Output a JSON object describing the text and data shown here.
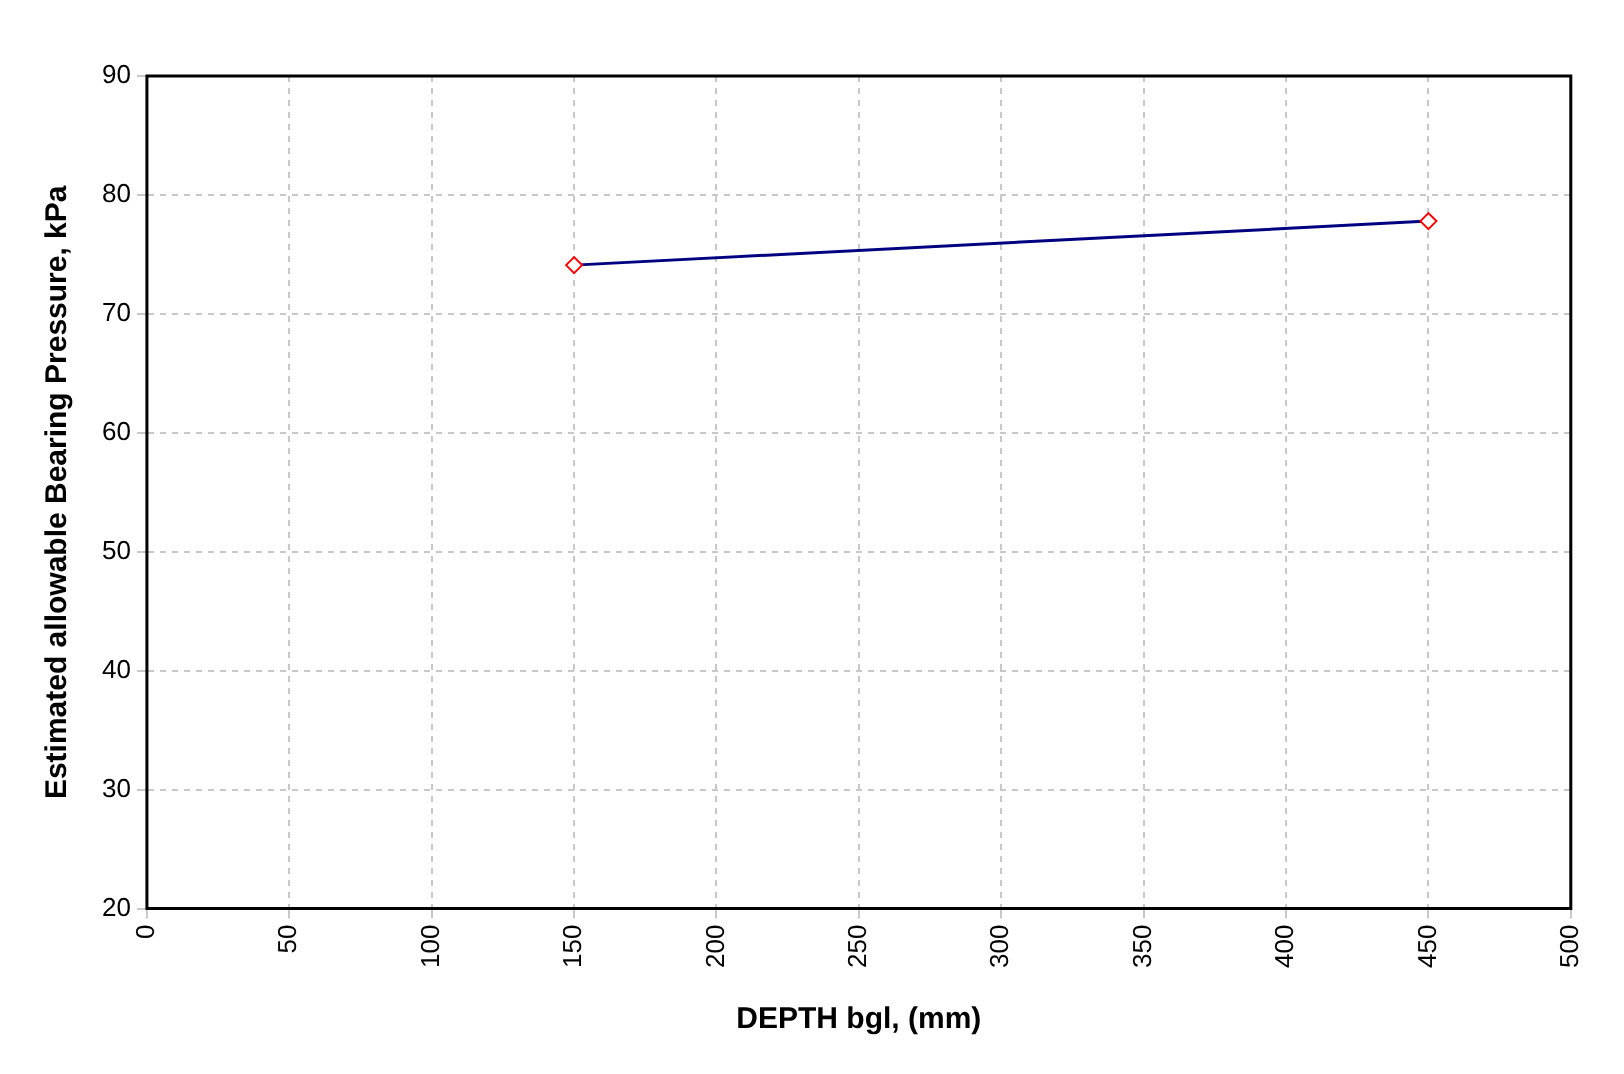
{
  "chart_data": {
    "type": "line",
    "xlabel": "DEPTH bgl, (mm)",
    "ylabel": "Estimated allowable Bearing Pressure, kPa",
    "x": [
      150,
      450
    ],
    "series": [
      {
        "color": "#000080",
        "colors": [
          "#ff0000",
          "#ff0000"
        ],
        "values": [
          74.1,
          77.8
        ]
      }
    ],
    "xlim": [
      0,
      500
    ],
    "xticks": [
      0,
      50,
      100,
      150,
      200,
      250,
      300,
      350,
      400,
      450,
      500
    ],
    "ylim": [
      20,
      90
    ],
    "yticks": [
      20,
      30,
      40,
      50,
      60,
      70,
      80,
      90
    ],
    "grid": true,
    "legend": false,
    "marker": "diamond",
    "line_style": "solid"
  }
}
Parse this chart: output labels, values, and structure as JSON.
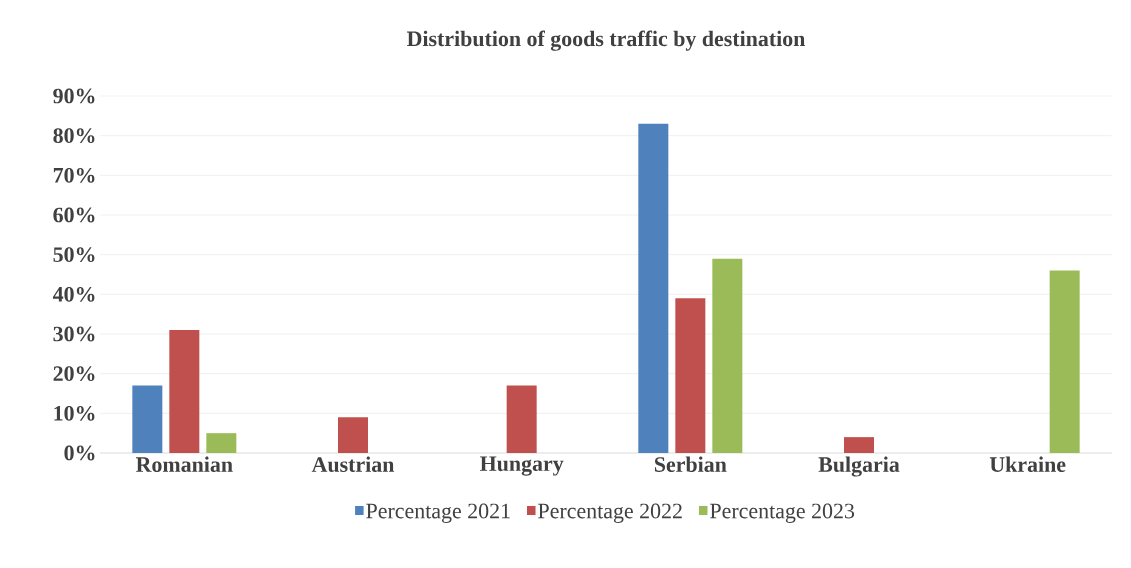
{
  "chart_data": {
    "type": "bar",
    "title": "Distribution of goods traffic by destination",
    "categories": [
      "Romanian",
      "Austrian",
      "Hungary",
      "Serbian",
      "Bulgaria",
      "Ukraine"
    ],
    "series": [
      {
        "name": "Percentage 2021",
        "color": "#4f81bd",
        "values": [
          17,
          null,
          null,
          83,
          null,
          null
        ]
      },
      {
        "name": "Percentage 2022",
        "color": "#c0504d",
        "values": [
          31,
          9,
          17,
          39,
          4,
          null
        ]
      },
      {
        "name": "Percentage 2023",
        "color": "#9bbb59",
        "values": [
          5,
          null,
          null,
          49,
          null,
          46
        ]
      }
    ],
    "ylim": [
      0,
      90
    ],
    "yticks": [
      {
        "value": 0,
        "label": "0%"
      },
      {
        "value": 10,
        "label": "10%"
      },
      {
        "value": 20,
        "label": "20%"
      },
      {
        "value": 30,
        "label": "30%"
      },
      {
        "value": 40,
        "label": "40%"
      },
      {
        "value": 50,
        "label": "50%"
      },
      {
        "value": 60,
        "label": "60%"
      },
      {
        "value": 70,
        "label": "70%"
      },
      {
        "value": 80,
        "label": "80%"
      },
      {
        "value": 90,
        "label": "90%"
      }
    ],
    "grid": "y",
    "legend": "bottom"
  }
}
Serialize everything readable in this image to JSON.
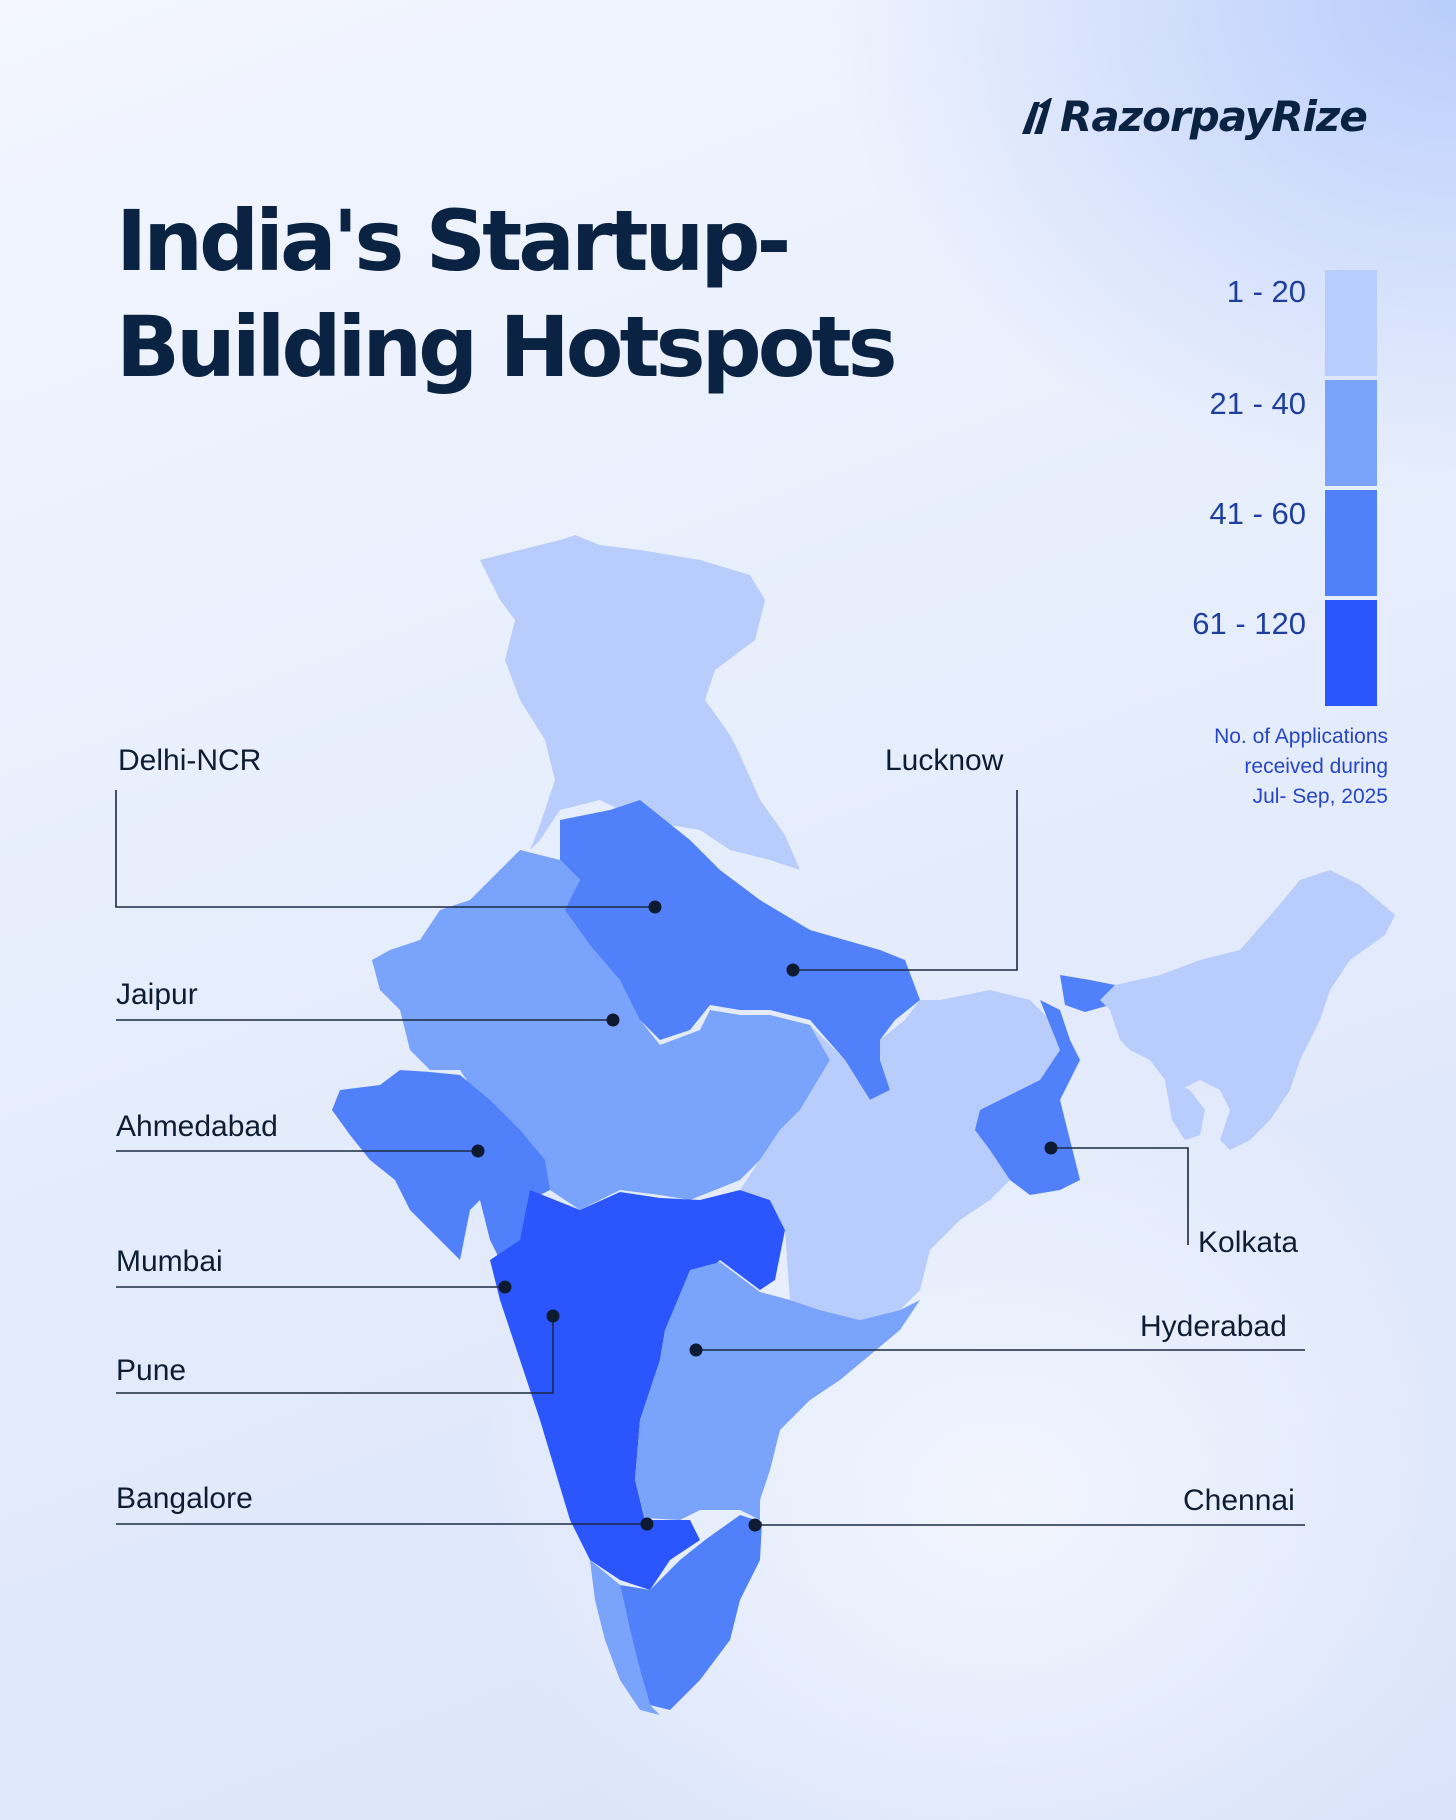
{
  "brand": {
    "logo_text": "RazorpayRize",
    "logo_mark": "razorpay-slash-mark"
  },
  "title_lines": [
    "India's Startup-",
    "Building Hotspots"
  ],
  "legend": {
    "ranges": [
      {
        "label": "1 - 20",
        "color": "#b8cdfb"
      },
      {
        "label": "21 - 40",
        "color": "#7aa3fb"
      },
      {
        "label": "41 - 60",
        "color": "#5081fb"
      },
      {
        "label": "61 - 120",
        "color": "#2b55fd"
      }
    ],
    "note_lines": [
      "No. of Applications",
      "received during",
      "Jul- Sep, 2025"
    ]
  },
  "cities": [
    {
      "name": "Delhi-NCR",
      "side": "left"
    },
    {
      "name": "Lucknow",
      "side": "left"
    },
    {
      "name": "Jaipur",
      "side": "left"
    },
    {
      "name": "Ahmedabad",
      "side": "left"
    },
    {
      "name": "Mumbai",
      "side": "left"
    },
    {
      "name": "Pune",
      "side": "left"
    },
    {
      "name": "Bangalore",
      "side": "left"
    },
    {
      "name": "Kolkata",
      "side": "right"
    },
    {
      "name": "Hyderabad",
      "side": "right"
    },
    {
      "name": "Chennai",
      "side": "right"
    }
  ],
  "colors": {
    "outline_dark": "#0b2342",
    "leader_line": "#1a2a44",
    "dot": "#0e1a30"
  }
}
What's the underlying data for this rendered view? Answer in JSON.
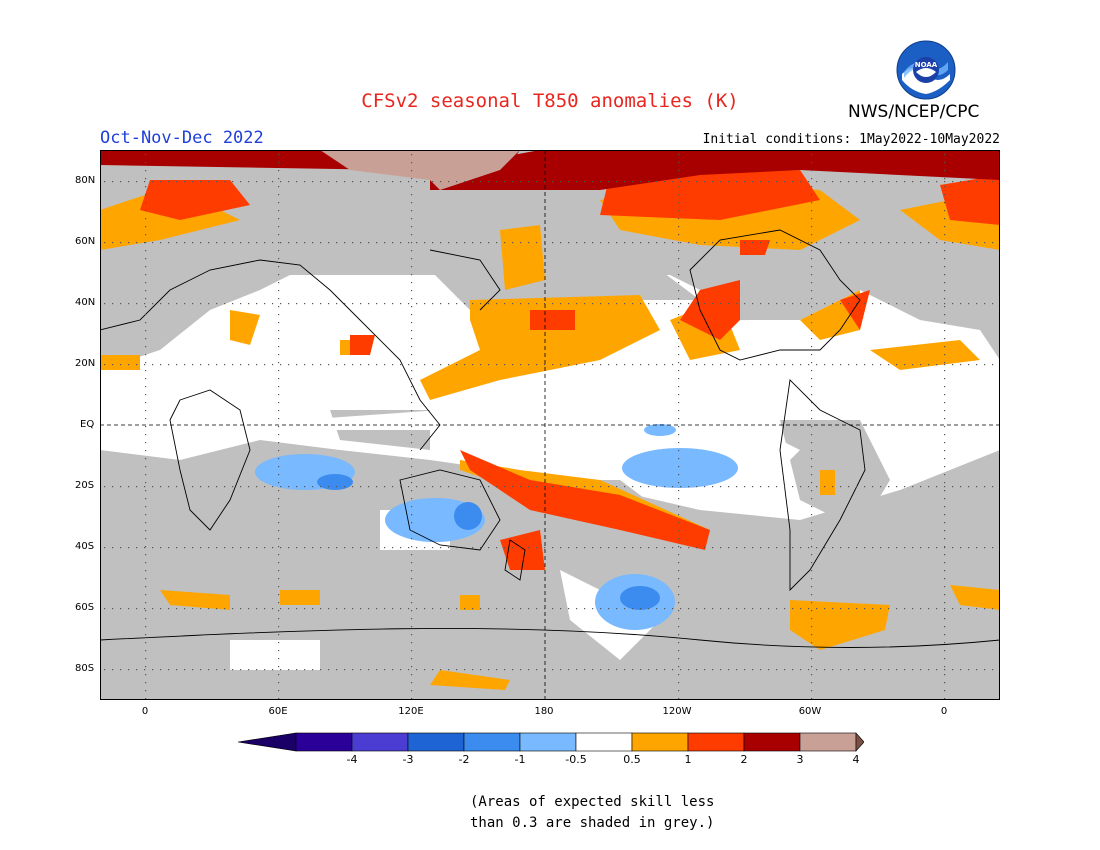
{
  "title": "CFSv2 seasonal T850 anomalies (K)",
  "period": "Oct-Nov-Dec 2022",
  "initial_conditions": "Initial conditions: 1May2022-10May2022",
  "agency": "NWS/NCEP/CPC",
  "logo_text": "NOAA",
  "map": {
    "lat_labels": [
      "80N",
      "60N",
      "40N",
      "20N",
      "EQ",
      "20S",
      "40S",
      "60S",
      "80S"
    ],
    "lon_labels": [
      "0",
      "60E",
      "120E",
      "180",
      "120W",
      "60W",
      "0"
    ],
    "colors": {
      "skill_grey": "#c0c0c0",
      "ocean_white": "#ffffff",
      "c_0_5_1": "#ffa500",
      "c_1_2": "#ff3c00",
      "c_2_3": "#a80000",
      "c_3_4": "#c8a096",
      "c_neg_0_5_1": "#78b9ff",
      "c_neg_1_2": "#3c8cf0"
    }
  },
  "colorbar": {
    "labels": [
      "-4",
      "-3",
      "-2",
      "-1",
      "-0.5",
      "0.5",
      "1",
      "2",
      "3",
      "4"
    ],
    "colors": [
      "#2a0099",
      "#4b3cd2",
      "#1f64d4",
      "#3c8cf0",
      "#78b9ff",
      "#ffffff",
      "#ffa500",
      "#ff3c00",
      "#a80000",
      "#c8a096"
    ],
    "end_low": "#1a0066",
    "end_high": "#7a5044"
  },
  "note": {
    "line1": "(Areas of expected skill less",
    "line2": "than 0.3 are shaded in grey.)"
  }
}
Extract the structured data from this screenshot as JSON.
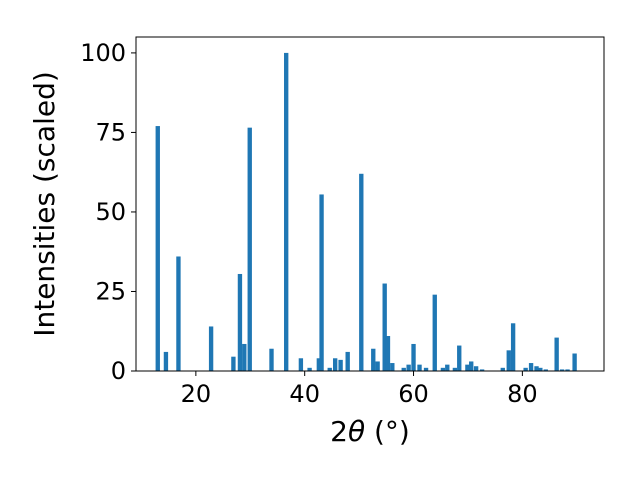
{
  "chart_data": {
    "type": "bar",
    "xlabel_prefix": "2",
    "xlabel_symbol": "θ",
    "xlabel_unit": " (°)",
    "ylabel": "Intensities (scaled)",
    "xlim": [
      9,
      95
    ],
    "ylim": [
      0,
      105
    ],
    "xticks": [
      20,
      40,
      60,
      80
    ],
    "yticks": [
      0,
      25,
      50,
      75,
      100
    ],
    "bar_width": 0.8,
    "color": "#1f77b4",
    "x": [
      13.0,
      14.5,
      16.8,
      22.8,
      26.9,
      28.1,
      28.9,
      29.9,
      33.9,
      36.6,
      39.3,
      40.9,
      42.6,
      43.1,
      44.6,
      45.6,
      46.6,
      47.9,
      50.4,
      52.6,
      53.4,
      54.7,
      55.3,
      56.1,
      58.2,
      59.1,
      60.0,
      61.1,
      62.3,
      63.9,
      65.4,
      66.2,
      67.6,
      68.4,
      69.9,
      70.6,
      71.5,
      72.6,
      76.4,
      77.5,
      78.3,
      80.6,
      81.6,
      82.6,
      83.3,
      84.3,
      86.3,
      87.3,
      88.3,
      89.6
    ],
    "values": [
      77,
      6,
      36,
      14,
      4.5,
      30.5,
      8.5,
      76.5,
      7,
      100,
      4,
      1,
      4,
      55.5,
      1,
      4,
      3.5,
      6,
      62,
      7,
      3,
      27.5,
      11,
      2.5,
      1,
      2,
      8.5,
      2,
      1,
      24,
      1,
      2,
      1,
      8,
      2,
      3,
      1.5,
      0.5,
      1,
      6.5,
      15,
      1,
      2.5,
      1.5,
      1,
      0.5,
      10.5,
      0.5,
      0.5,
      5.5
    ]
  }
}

● ● ● ● ● ● ●

Go through the listing above and pull out each line containing the word "this".

* _RESPONSE TO THE TASK_:
Parse this chart: output labels, values, and structure as JSON.
Serialize everything readable in this image to JSON.
What's the underlying data for this rendered view? Answer in JSON.
Extract the structured data from this screenshot as JSON.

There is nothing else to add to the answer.